• To be done
Every line below should be copied exactly; drop the pictures.

(Rows from a dataset)
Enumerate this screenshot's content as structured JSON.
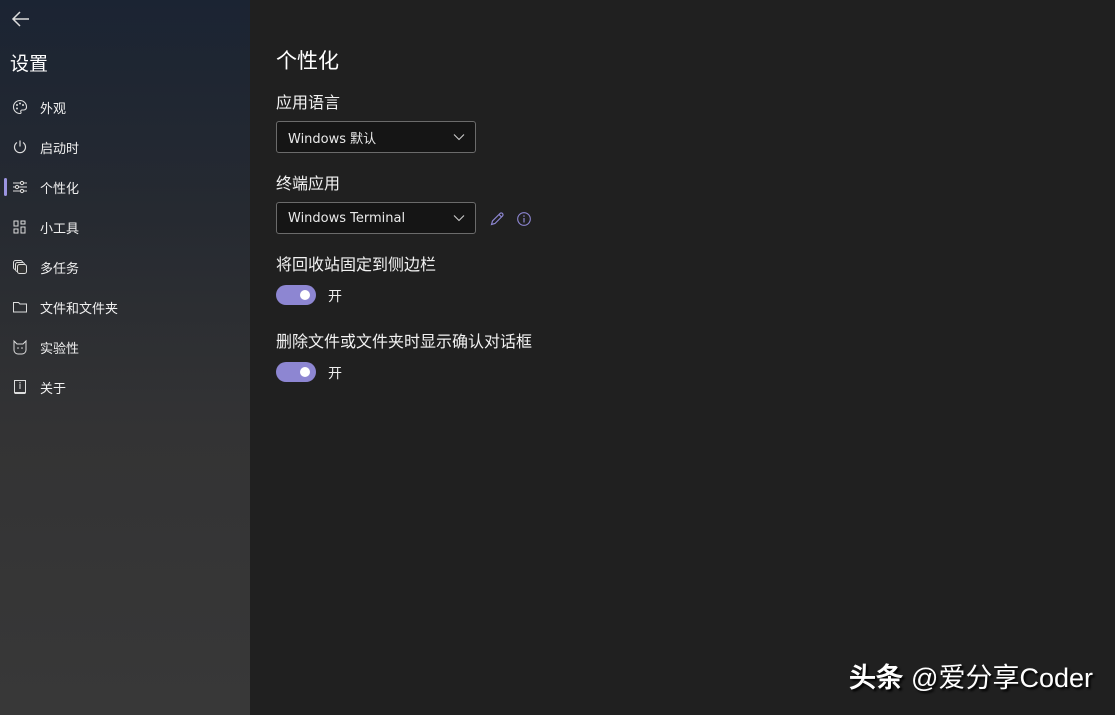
{
  "sidebar": {
    "title": "设置",
    "items": [
      {
        "label": "外观",
        "icon": "palette-icon"
      },
      {
        "label": "启动时",
        "icon": "power-icon"
      },
      {
        "label": "个性化",
        "icon": "sliders-icon",
        "selected": true
      },
      {
        "label": "小工具",
        "icon": "widgets-icon"
      },
      {
        "label": "多任务",
        "icon": "multitask-icon"
      },
      {
        "label": "文件和文件夹",
        "icon": "folder-icon"
      },
      {
        "label": "实验性",
        "icon": "cat-icon"
      },
      {
        "label": "关于",
        "icon": "info-book-icon"
      }
    ]
  },
  "main": {
    "title": "个性化",
    "app_language": {
      "label": "应用语言",
      "value": "Windows 默认"
    },
    "terminal_app": {
      "label": "终端应用",
      "value": "Windows Terminal"
    },
    "pin_recycle": {
      "label": "将回收站固定到侧边栏",
      "state": "开",
      "on": true
    },
    "confirm_delete": {
      "label": "删除文件或文件夹时显示确认对话框",
      "state": "开",
      "on": true
    }
  },
  "watermark": {
    "brand": "头条",
    "handle": "@爱分享Coder"
  },
  "colors": {
    "accent": "#8d86d2"
  }
}
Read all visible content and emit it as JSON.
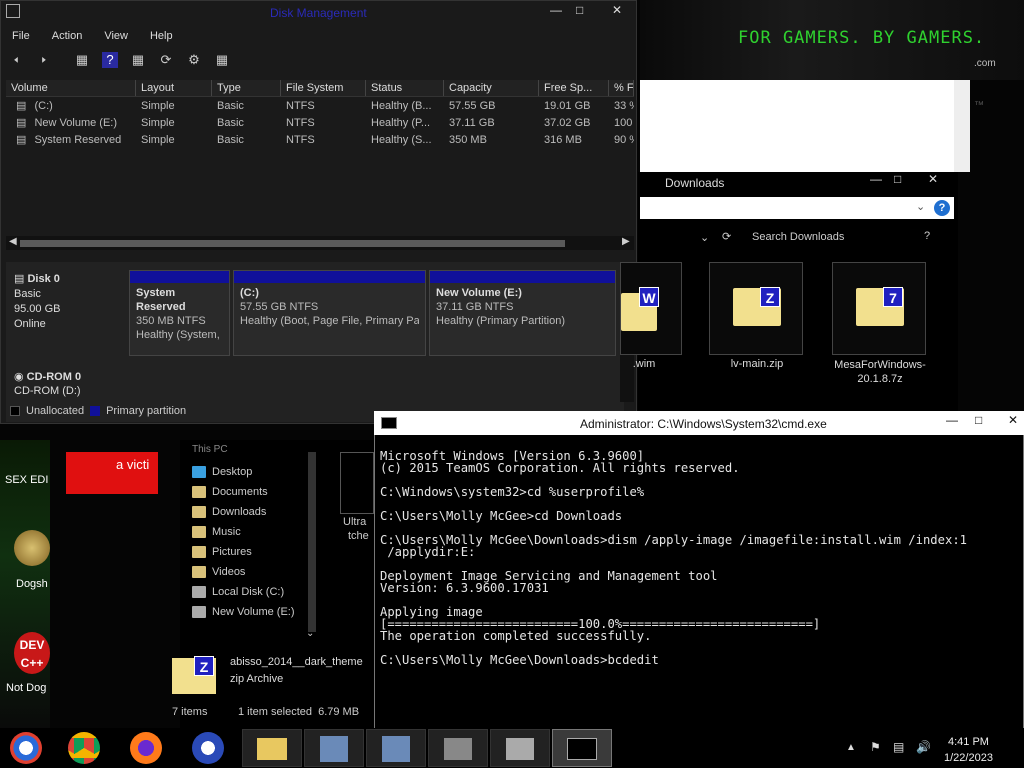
{
  "banner": {
    "slogan": "FOR GAMERS. BY GAMERS.",
    "tm": "™",
    "suffix": ".com"
  },
  "disk_management": {
    "title": "Disk Management",
    "menu": [
      "File",
      "Action",
      "View",
      "Help"
    ],
    "columns": [
      "Volume",
      "Layout",
      "Type",
      "File System",
      "Status",
      "Capacity",
      "Free Sp...",
      "% Fr"
    ],
    "rows": [
      [
        "(C:)",
        "Simple",
        "Basic",
        "NTFS",
        "Healthy (B...",
        "57.55 GB",
        "19.01 GB",
        "33 %"
      ],
      [
        "New Volume (E:)",
        "Simple",
        "Basic",
        "NTFS",
        "Healthy (P...",
        "37.11 GB",
        "37.02 GB",
        "100 %"
      ],
      [
        "System Reserved",
        "Simple",
        "Basic",
        "NTFS",
        "Healthy (S...",
        "350 MB",
        "316 MB",
        "90 %"
      ]
    ],
    "disk0": {
      "name": "Disk 0",
      "type": "Basic",
      "size": "95.00 GB",
      "state": "Online"
    },
    "partitions": [
      {
        "name": "System Reserved",
        "size": "350 MB NTFS",
        "status": "Healthy (System,"
      },
      {
        "name": "(C:)",
        "size": "57.55 GB NTFS",
        "status": "Healthy (Boot, Page File, Primary Pa"
      },
      {
        "name": "New Volume  (E:)",
        "size": "37.11 GB NTFS",
        "status": "Healthy (Primary Partition)"
      }
    ],
    "cdrom": {
      "name": "CD-ROM 0",
      "label": "CD-ROM (D:)"
    },
    "legend": [
      "Unallocated",
      "Primary partition"
    ],
    "colors": {
      "primary_partition": "#10109a",
      "title": "#2a2ab8"
    }
  },
  "downloads": {
    "title": "Downloads",
    "search_placeholder": "Search Downloads",
    "help": "?",
    "files": [
      {
        "name": ".wim",
        "badge": "W"
      },
      {
        "name": "lv-main.zip",
        "badge": "Z"
      },
      {
        "name": "MesaForWindows-20.1.8.7z",
        "badge": "7"
      }
    ]
  },
  "cmd": {
    "title": "Administrator: C:\\Windows\\System32\\cmd.exe",
    "lines": [
      "Microsoft Windows [Version 6.3.9600]",
      "(c) 2015 TeamOS Corporation. All rights reserved.",
      "",
      "C:\\Windows\\system32>cd %userprofile%",
      "",
      "C:\\Users\\Molly McGee>cd Downloads",
      "",
      "C:\\Users\\Molly McGee\\Downloads>dism /apply-image /imagefile:install.wim /index:1",
      " /applydir:E:",
      "",
      "Deployment Image Servicing and Management tool",
      "Version: 6.3.9600.17031",
      "",
      "Applying image",
      "[==========================100.0%==========================]",
      "The operation completed successfully.",
      "",
      "C:\\Users\\Molly McGee\\Downloads>bcdedit"
    ]
  },
  "explorer": {
    "nav": [
      "This PC",
      "Desktop",
      "Documents",
      "Downloads",
      "Music",
      "Pictures",
      "Videos",
      "Local Disk (C:)",
      "New Volume (E:)"
    ],
    "selected_file": {
      "name": "abisso_2014__dark_theme",
      "type": "zip Archive"
    },
    "status_items": "7 items",
    "status_selected": "1 item selected  6.79 MB",
    "partial_file": [
      "Ultra",
      "tche"
    ]
  },
  "desktop": {
    "icons": [
      "SEX EDI",
      "Dogsh",
      "Not Dog"
    ],
    "red_text": "a victi"
  },
  "clock": {
    "time": "4:41 PM",
    "date": "1/22/2023"
  }
}
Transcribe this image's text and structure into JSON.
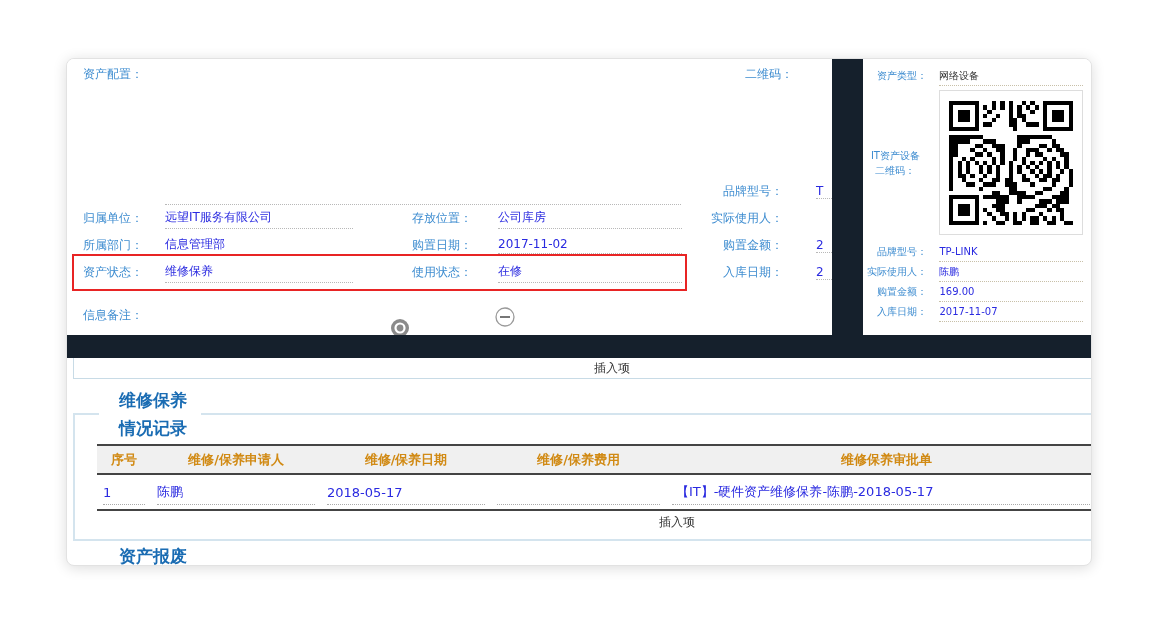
{
  "form": {
    "config_label": "资产配置：",
    "qr_label": "二维码：",
    "rows": [
      {
        "label": "归属单位：",
        "value": "远望IT服务有限公司",
        "label2": "存放位置：",
        "value2": "公司库房",
        "highlighted": false
      },
      {
        "label": "所属部门：",
        "value": "信息管理部",
        "label2": "购置日期：",
        "value2": "2017-11-02",
        "highlighted": false
      },
      {
        "label": "资产状态：",
        "value": "维修保养",
        "label2": "使用状态：",
        "value2": "在修",
        "highlighted": true
      }
    ],
    "side_fields": [
      {
        "label": "品牌型号：",
        "value": "T"
      },
      {
        "label": "实际使用人："
      },
      {
        "label": "购置金额：",
        "value": "2"
      },
      {
        "label": "入库日期：",
        "value": "2"
      }
    ],
    "note_label": "信息备注："
  },
  "detail_panel": {
    "type_label": "资产类型：",
    "type_value": "网络设备",
    "qr_label": "IT资产设备二维码：",
    "fields": [
      {
        "label": "品牌型号：",
        "value": "TP-LINK"
      },
      {
        "label": "实际使用人：",
        "value": "陈鹏"
      },
      {
        "label": "购置金额：",
        "value": "169.00"
      },
      {
        "label": "入库日期：",
        "value": "2017-11-07"
      }
    ]
  },
  "insert_item": "插入项",
  "maintenance": {
    "title": "维修保养情况记录",
    "columns": [
      "序号",
      "维修/保养申请人",
      "维修/保养日期",
      "维修/保养费用",
      "维修保养审批单"
    ],
    "rows": [
      {
        "cells": [
          "1",
          "陈鹏",
          "2018-05-17",
          null,
          "【IT】-硬件资产维修保养-陈鹏-2018-05-17"
        ]
      }
    ],
    "insert_item": "插入项"
  },
  "next_section": {
    "title": "资产报废"
  }
}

• Answer to this task
Enumerate this screenshot's content as structured JSON.
{
  "sidebar": {
    "title": "设置",
    "items": [
      {
        "label": "外观",
        "icon": "palette-icon"
      },
      {
        "label": "启动时",
        "icon": "power-icon"
      },
      {
        "label": "个性化",
        "icon": "sliders-icon",
        "selected": true
      },
      {
        "label": "小工具",
        "icon": "widgets-icon"
      },
      {
        "label": "多任务",
        "icon": "multitask-icon"
      },
      {
        "label": "文件和文件夹",
        "icon": "folder-icon"
      },
      {
        "label": "实验性",
        "icon": "cat-icon"
      },
      {
        "label": "关于",
        "icon": "info-book-icon"
      }
    ]
  },
  "main": {
    "title": "个性化",
    "app_language": {
      "label": "应用语言",
      "value": "Windows 默认"
    },
    "terminal_app": {
      "label": "终端应用",
      "value": "Windows Terminal"
    },
    "pin_recycle": {
      "label": "将回收站固定到侧边栏",
      "state": "开",
      "on": true
    },
    "confirm_delete": {
      "label": "删除文件或文件夹时显示确认对话框",
      "state": "开",
      "on": true
    }
  },
  "watermark": {
    "brand": "头条",
    "handle": "@爱分享Coder"
  },
  "colors": {
    "accent": "#8d86d2"
  }
}
Read all visible content and emit it as JSON.
{
  "banner": {
    "slogan": "FOR GAMERS. BY GAMERS.",
    "tm": "™",
    "suffix": ".com"
  },
  "disk_management": {
    "title": "Disk Management",
    "menu": [
      "File",
      "Action",
      "View",
      "Help"
    ],
    "columns": [
      "Volume",
      "Layout",
      "Type",
      "File System",
      "Status",
      "Capacity",
      "Free Sp...",
      "% Fr"
    ],
    "rows": [
      [
        "(C:)",
        "Simple",
        "Basic",
        "NTFS",
        "Healthy (B...",
        "57.55 GB",
        "19.01 GB",
        "33 %"
      ],
      [
        "New Volume (E:)",
        "Simple",
        "Basic",
        "NTFS",
        "Healthy (P...",
        "37.11 GB",
        "37.02 GB",
        "100 %"
      ],
      [
        "System Reserved",
        "Simple",
        "Basic",
        "NTFS",
        "Healthy (S...",
        "350 MB",
        "316 MB",
        "90 %"
      ]
    ],
    "disk0": {
      "name": "Disk 0",
      "type": "Basic",
      "size": "95.00 GB",
      "state": "Online"
    },
    "partitions": [
      {
        "name": "System Reserved",
        "size": "350 MB NTFS",
        "status": "Healthy (System,"
      },
      {
        "name": "(C:)",
        "size": "57.55 GB NTFS",
        "status": "Healthy (Boot, Page File, Primary Pa"
      },
      {
        "name": "New Volume  (E:)",
        "size": "37.11 GB NTFS",
        "status": "Healthy (Primary Partition)"
      }
    ],
    "cdrom": {
      "name": "CD-ROM 0",
      "label": "CD-ROM (D:)"
    },
    "legend": [
      "Unallocated",
      "Primary partition"
    ],
    "colors": {
      "primary_partition": "#10109a",
      "title": "#2a2ab8"
    }
  },
  "downloads": {
    "title": "Downloads",
    "search_placeholder": "Search Downloads",
    "help": "?",
    "files": [
      {
        "name": ".wim",
        "badge": "W"
      },
      {
        "name": "lv-main.zip",
        "badge": "Z"
      },
      {
        "name": "MesaForWindows-20.1.8.7z",
        "badge": "7"
      }
    ]
  },
  "cmd": {
    "title": "Administrator: C:\\Windows\\System32\\cmd.exe",
    "lines": [
      "Microsoft Windows [Version 6.3.9600]",
      "(c) 2015 TeamOS Corporation. All rights reserved.",
      "",
      "C:\\Windows\\system32>cd %userprofile%",
      "",
      "C:\\Users\\Molly McGee>cd Downloads",
      "",
      "C:\\Users\\Molly McGee\\Downloads>dism /apply-image /imagefile:install.wim /index:1",
      " /applydir:E:",
      "",
      "Deployment Image Servicing and Management tool",
      "Version: 6.3.9600.17031",
      "",
      "Applying image",
      "[==========================100.0%==========================]",
      "The operation completed successfully.",
      "",
      "C:\\Users\\Molly McGee\\Downloads>bcdedit"
    ]
  },
  "explorer": {
    "nav": [
      "This PC",
      "Desktop",
      "Documents",
      "Downloads",
      "Music",
      "Pictures",
      "Videos",
      "Local Disk (C:)",
      "New Volume (E:)"
    ],
    "selected_file": {
      "name": "abisso_2014__dark_theme",
      "type": "zip Archive"
    },
    "status_items": "7 items",
    "status_selected": "1 item selected  6.79 MB",
    "partial_file": [
      "Ultra",
      "tche"
    ]
  },
  "desktop": {
    "icons": [
      "SEX EDI",
      "Dogsh",
      "Not Dog"
    ],
    "red_text": "a victi"
  },
  "clock": {
    "time": "4:41 PM",
    "date": "1/22/2023"
  }
}
Transcribe this image's text and structure into JSON.
{
  "form": {
    "config_label": "资产配置：",
    "qr_label": "二维码：",
    "rows": [
      {
        "label": "归属单位：",
        "value": "远望IT服务有限公司",
        "label2": "存放位置：",
        "value2": "公司库房",
        "highlighted": false
      },
      {
        "label": "所属部门：",
        "value": "信息管理部",
        "label2": "购置日期：",
        "value2": "2017-11-02",
        "highlighted": false
      },
      {
        "label": "资产状态：",
        "value": "维修保养",
        "label2": "使用状态：",
        "value2": "在修",
        "highlighted": true
      }
    ],
    "side_fields": [
      {
        "label": "品牌型号：",
        "value": "T"
      },
      {
        "label": "实际使用人："
      },
      {
        "label": "购置金额：",
        "value": "2"
      },
      {
        "label": "入库日期：",
        "value": "2"
      }
    ],
    "note_label": "信息备注："
  },
  "detail_panel": {
    "type_label": "资产类型：",
    "type_value": "网络设备",
    "qr_label": "IT资产设备二维码：",
    "fields": [
      {
        "label": "品牌型号：",
        "value": "TP-LINK"
      },
      {
        "label": "实际使用人：",
        "value": "陈鹏"
      },
      {
        "label": "购置金额：",
        "value": "169.00"
      },
      {
        "label": "入库日期：",
        "value": "2017-11-07"
      }
    ]
  },
  "insert_item": "插入项",
  "maintenance": {
    "title": "维修保养情况记录",
    "columns": [
      "序号",
      "维修/保养申请人",
      "维修/保养日期",
      "维修/保养费用",
      "维修保养审批单"
    ],
    "rows": [
      {
        "cells": [
          "1",
          "陈鹏",
          "2018-05-17",
          null,
          "【IT】-硬件资产维修保养-陈鹏-2018-05-17"
        ]
      }
    ],
    "insert_item": "插入项"
  },
  "next_section": {
    "title": "资产报废"
  }
}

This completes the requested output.